## [Exercise brief]
Everything in the data should be repeated exactly, save for the images.
***** Data for processing
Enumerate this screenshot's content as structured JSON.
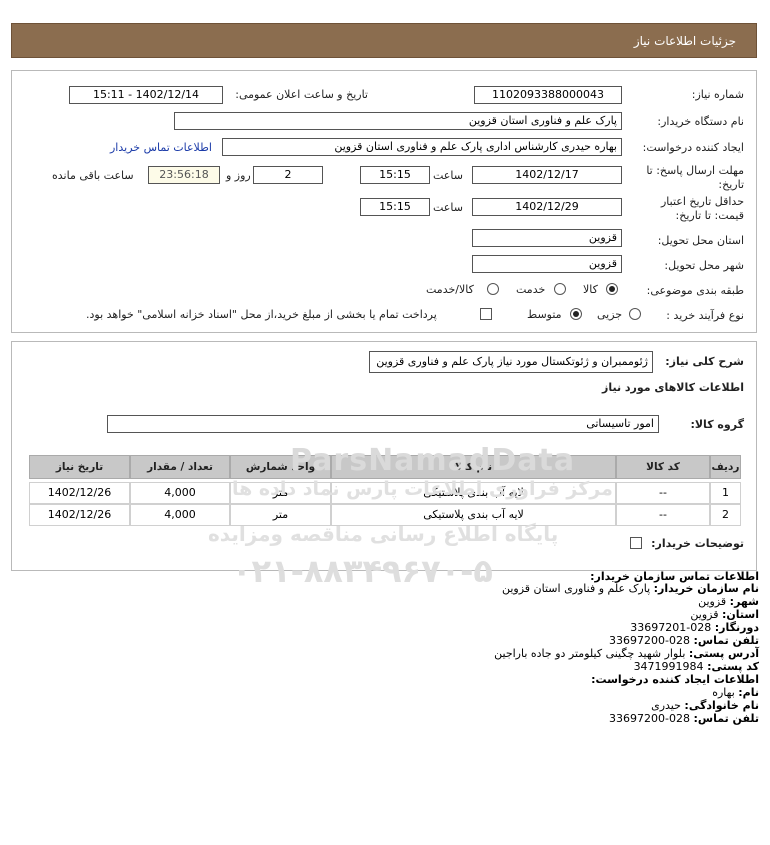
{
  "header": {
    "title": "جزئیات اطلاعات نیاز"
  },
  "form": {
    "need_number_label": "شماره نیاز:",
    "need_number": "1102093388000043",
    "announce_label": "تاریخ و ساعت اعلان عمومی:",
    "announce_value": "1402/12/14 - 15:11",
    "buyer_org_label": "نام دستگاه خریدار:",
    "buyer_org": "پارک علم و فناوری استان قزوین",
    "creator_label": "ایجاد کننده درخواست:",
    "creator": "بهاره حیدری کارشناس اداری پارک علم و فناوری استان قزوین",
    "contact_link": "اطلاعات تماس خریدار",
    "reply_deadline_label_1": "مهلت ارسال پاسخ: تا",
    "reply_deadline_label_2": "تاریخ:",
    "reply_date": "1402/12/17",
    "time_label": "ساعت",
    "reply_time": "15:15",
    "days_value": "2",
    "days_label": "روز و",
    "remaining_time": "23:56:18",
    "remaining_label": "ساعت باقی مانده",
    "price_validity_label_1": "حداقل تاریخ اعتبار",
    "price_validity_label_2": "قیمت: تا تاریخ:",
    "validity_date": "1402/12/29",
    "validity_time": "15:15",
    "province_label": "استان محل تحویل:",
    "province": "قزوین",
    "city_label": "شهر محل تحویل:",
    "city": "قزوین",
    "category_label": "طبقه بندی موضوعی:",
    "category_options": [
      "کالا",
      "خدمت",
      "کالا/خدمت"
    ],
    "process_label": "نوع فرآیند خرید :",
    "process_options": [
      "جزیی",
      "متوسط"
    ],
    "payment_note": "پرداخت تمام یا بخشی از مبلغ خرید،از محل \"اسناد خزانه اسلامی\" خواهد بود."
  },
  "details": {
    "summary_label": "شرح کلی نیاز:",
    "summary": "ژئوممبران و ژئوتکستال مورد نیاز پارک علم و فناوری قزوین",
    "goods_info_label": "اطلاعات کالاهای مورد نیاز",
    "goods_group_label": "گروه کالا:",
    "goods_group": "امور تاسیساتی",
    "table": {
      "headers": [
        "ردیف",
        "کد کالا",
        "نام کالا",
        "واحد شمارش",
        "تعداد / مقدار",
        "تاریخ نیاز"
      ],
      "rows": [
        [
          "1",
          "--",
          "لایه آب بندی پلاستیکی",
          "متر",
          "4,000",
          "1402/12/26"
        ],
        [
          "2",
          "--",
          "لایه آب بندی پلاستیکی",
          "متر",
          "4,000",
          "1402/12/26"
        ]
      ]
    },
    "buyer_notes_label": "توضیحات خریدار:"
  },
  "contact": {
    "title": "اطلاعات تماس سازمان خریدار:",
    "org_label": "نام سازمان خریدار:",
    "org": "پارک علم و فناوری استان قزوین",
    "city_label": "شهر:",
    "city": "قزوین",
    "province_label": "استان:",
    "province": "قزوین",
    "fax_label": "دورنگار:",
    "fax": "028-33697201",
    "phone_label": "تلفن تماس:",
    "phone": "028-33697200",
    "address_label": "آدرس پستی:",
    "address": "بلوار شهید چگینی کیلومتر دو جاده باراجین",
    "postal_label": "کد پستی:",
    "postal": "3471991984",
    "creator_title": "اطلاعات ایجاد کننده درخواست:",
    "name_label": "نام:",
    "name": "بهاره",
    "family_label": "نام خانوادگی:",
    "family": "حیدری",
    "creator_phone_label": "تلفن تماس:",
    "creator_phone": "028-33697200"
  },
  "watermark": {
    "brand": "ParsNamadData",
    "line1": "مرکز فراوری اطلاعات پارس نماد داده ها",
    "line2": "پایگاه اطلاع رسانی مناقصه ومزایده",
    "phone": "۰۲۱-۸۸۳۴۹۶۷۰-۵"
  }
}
**********
## [Answer to the problem]
Enumerate this screenshot's content as structured JSON.
{
  "header": {
    "title": "جزئیات اطلاعات نیاز"
  },
  "form": {
    "need_number_label": "شماره نیاز:",
    "need_number": "1102093388000043",
    "announce_label": "تاریخ و ساعت اعلان عمومی:",
    "announce_value": "1402/12/14 - 15:11",
    "buyer_org_label": "نام دستگاه خریدار:",
    "buyer_org": "پارک علم و فناوری استان قزوین",
    "creator_label": "ایجاد کننده درخواست:",
    "creator": "بهاره حیدری کارشناس اداری پارک علم و فناوری استان قزوین",
    "contact_link": "اطلاعات تماس خریدار",
    "reply_deadline_label_1": "مهلت ارسال پاسخ: تا",
    "reply_deadline_label_2": "تاریخ:",
    "reply_date": "1402/12/17",
    "time_label": "ساعت",
    "reply_time": "15:15",
    "days_value": "2",
    "days_label": "روز و",
    "remaining_time": "23:56:18",
    "remaining_label": "ساعت باقی مانده",
    "price_validity_label_1": "حداقل تاریخ اعتبار",
    "price_validity_label_2": "قیمت: تا تاریخ:",
    "validity_date": "1402/12/29",
    "validity_time": "15:15",
    "province_label": "استان محل تحویل:",
    "province": "قزوین",
    "city_label": "شهر محل تحویل:",
    "city": "قزوین",
    "category_label": "طبقه بندی موضوعی:",
    "category_options": [
      "کالا",
      "خدمت",
      "کالا/خدمت"
    ],
    "process_label": "نوع فرآیند خرید :",
    "process_options": [
      "جزیی",
      "متوسط"
    ],
    "payment_note": "پرداخت تمام یا بخشی از مبلغ خرید،از محل \"اسناد خزانه اسلامی\" خواهد بود."
  },
  "details": {
    "summary_label": "شرح کلی نیاز:",
    "summary": "ژئوممبران و ژئوتکستال مورد نیاز پارک علم و فناوری قزوین",
    "goods_info_label": "اطلاعات کالاهای مورد نیاز",
    "goods_group_label": "گروه کالا:",
    "goods_group": "امور تاسیساتی",
    "table": {
      "headers": [
        "ردیف",
        "کد کالا",
        "نام کالا",
        "واحد شمارش",
        "تعداد / مقدار",
        "تاریخ نیاز"
      ],
      "rows": [
        [
          "1",
          "--",
          "لایه آب بندی پلاستیکی",
          "متر",
          "4,000",
          "1402/12/26"
        ],
        [
          "2",
          "--",
          "لایه آب بندی پلاستیکی",
          "متر",
          "4,000",
          "1402/12/26"
        ]
      ]
    },
    "buyer_notes_label": "توضیحات خریدار:"
  },
  "contact": {
    "title": "اطلاعات تماس سازمان خریدار:",
    "org_label": "نام سازمان خریدار:",
    "org": "پارک علم و فناوری استان قزوین",
    "city_label": "شهر:",
    "city": "قزوین",
    "province_label": "استان:",
    "province": "قزوین",
    "fax_label": "دورنگار:",
    "fax": "028-33697201",
    "phone_label": "تلفن تماس:",
    "phone": "028-33697200",
    "address_label": "آدرس پستی:",
    "address": "بلوار شهید چگینی کیلومتر دو جاده باراجین",
    "postal_label": "کد پستی:",
    "postal": "3471991984",
    "creator_title": "اطلاعات ایجاد کننده درخواست:",
    "name_label": "نام:",
    "name": "بهاره",
    "family_label": "نام خانوادگی:",
    "family": "حیدری",
    "creator_phone_label": "تلفن تماس:",
    "creator_phone": "028-33697200"
  },
  "watermark": {
    "brand": "ParsNamadData",
    "line1": "مرکز فراوری اطلاعات پارس نماد داده ها",
    "line2": "پایگاه اطلاع رسانی مناقصه ومزایده",
    "phone": "۰۲۱-۸۸۳۴۹۶۷۰-۵"
  }
}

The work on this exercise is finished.